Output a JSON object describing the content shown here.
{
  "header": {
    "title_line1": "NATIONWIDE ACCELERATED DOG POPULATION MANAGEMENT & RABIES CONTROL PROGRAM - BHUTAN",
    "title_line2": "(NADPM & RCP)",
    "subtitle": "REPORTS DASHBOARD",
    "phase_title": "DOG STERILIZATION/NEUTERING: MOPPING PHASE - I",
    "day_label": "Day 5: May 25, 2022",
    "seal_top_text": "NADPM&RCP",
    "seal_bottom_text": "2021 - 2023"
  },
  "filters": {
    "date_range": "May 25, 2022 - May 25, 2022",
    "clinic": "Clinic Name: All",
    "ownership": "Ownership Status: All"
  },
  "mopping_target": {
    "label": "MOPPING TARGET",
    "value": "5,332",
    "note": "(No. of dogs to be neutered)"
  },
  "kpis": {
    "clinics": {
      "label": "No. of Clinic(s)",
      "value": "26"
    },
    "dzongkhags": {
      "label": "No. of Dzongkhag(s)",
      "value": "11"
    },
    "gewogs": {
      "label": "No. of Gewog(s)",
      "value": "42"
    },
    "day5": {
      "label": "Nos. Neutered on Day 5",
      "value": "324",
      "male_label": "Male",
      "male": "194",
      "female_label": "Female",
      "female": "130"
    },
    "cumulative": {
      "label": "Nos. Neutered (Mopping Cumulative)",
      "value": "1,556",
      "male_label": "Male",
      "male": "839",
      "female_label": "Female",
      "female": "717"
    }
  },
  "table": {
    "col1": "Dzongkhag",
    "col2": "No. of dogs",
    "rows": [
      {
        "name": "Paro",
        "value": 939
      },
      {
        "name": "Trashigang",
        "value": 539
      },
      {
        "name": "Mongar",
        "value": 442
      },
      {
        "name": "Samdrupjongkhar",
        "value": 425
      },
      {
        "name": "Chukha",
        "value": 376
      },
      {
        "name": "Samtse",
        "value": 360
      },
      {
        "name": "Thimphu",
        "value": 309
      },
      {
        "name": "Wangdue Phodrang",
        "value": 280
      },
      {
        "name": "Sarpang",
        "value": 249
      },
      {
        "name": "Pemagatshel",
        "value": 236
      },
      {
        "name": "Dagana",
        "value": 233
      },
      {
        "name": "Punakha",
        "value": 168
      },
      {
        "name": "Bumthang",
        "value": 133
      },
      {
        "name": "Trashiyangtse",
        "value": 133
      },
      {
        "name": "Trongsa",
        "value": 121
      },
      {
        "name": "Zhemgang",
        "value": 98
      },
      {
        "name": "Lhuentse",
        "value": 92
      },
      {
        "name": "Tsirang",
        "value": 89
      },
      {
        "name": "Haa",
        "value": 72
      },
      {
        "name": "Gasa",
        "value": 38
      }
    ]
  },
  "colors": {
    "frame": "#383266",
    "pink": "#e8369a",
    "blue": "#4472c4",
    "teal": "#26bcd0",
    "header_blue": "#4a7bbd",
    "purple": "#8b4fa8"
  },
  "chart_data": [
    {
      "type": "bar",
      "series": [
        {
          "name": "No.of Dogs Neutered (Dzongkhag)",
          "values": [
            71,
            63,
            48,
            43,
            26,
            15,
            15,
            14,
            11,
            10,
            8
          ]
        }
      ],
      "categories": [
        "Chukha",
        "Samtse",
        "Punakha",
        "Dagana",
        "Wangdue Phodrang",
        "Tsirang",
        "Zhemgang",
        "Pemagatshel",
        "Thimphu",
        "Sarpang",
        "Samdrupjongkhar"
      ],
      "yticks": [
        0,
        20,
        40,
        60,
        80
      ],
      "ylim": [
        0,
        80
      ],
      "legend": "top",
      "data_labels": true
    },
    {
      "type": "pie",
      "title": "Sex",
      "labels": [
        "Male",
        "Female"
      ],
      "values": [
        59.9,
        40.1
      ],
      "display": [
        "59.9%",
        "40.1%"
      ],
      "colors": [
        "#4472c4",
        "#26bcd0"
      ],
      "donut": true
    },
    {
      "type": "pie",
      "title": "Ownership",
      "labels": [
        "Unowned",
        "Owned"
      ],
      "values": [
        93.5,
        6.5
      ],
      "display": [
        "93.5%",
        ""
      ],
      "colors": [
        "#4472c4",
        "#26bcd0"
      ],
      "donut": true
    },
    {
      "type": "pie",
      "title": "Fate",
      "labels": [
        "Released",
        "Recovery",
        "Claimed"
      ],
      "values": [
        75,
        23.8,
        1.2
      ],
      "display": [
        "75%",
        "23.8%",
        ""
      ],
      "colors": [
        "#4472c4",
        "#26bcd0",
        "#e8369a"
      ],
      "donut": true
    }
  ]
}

▬▬▬▬▬▬▬▬▬▬

§ GIVEN TASK
Type the material above out again, exactly.

§ ANSWER IN FULL
Output a JSON object describing the content shown here.
{
  "header": {
    "title_line1": "NATIONWIDE ACCELERATED DOG POPULATION MANAGEMENT & RABIES CONTROL PROGRAM - BHUTAN",
    "title_line2": "(NADPM & RCP)",
    "subtitle": "REPORTS DASHBOARD",
    "phase_title": "DOG STERILIZATION/NEUTERING: MOPPING PHASE - I",
    "day_label": "Day 5: May 25, 2022",
    "seal_top_text": "NADPM&RCP",
    "seal_bottom_text": "2021 - 2023"
  },
  "filters": {
    "date_range": "May 25, 2022 - May 25, 2022",
    "clinic": "Clinic Name: All",
    "ownership": "Ownership Status: All"
  },
  "mopping_target": {
    "label": "MOPPING TARGET",
    "value": "5,332",
    "note": "(No. of dogs to be neutered)"
  },
  "kpis": {
    "clinics": {
      "label": "No. of Clinic(s)",
      "value": "26"
    },
    "dzongkhags": {
      "label": "No. of Dzongkhag(s)",
      "value": "11"
    },
    "gewogs": {
      "label": "No. of Gewog(s)",
      "value": "42"
    },
    "day5": {
      "label": "Nos. Neutered on Day 5",
      "value": "324",
      "male_label": "Male",
      "male": "194",
      "female_label": "Female",
      "female": "130"
    },
    "cumulative": {
      "label": "Nos. Neutered (Mopping Cumulative)",
      "value": "1,556",
      "male_label": "Male",
      "male": "839",
      "female_label": "Female",
      "female": "717"
    }
  },
  "table": {
    "col1": "Dzongkhag",
    "col2": "No. of dogs",
    "rows": [
      {
        "name": "Paro",
        "value": 939
      },
      {
        "name": "Trashigang",
        "value": 539
      },
      {
        "name": "Mongar",
        "value": 442
      },
      {
        "name": "Samdrupjongkhar",
        "value": 425
      },
      {
        "name": "Chukha",
        "value": 376
      },
      {
        "name": "Samtse",
        "value": 360
      },
      {
        "name": "Thimphu",
        "value": 309
      },
      {
        "name": "Wangdue Phodrang",
        "value": 280
      },
      {
        "name": "Sarpang",
        "value": 249
      },
      {
        "name": "Pemagatshel",
        "value": 236
      },
      {
        "name": "Dagana",
        "value": 233
      },
      {
        "name": "Punakha",
        "value": 168
      },
      {
        "name": "Bumthang",
        "value": 133
      },
      {
        "name": "Trashiyangtse",
        "value": 133
      },
      {
        "name": "Trongsa",
        "value": 121
      },
      {
        "name": "Zhemgang",
        "value": 98
      },
      {
        "name": "Lhuentse",
        "value": 92
      },
      {
        "name": "Tsirang",
        "value": 89
      },
      {
        "name": "Haa",
        "value": 72
      },
      {
        "name": "Gasa",
        "value": 38
      }
    ]
  },
  "colors": {
    "frame": "#383266",
    "pink": "#e8369a",
    "blue": "#4472c4",
    "teal": "#26bcd0",
    "header_blue": "#4a7bbd",
    "purple": "#8b4fa8"
  },
  "chart_data": [
    {
      "type": "bar",
      "series": [
        {
          "name": "No.of Dogs Neutered (Dzongkhag)",
          "values": [
            71,
            63,
            48,
            43,
            26,
            15,
            15,
            14,
            11,
            10,
            8
          ]
        }
      ],
      "categories": [
        "Chukha",
        "Samtse",
        "Punakha",
        "Dagana",
        "Wangdue Phodrang",
        "Tsirang",
        "Zhemgang",
        "Pemagatshel",
        "Thimphu",
        "Sarpang",
        "Samdrupjongkhar"
      ],
      "yticks": [
        0,
        20,
        40,
        60,
        80
      ],
      "ylim": [
        0,
        80
      ],
      "legend": "top",
      "data_labels": true
    },
    {
      "type": "pie",
      "title": "Sex",
      "labels": [
        "Male",
        "Female"
      ],
      "values": [
        59.9,
        40.1
      ],
      "display": [
        "59.9%",
        "40.1%"
      ],
      "colors": [
        "#4472c4",
        "#26bcd0"
      ],
      "donut": true
    },
    {
      "type": "pie",
      "title": "Ownership",
      "labels": [
        "Unowned",
        "Owned"
      ],
      "values": [
        93.5,
        6.5
      ],
      "display": [
        "93.5%",
        ""
      ],
      "colors": [
        "#4472c4",
        "#26bcd0"
      ],
      "donut": true
    },
    {
      "type": "pie",
      "title": "Fate",
      "labels": [
        "Released",
        "Recovery",
        "Claimed"
      ],
      "values": [
        75,
        23.8,
        1.2
      ],
      "display": [
        "75%",
        "23.8%",
        ""
      ],
      "colors": [
        "#4472c4",
        "#26bcd0",
        "#e8369a"
      ],
      "donut": true
    }
  ]
}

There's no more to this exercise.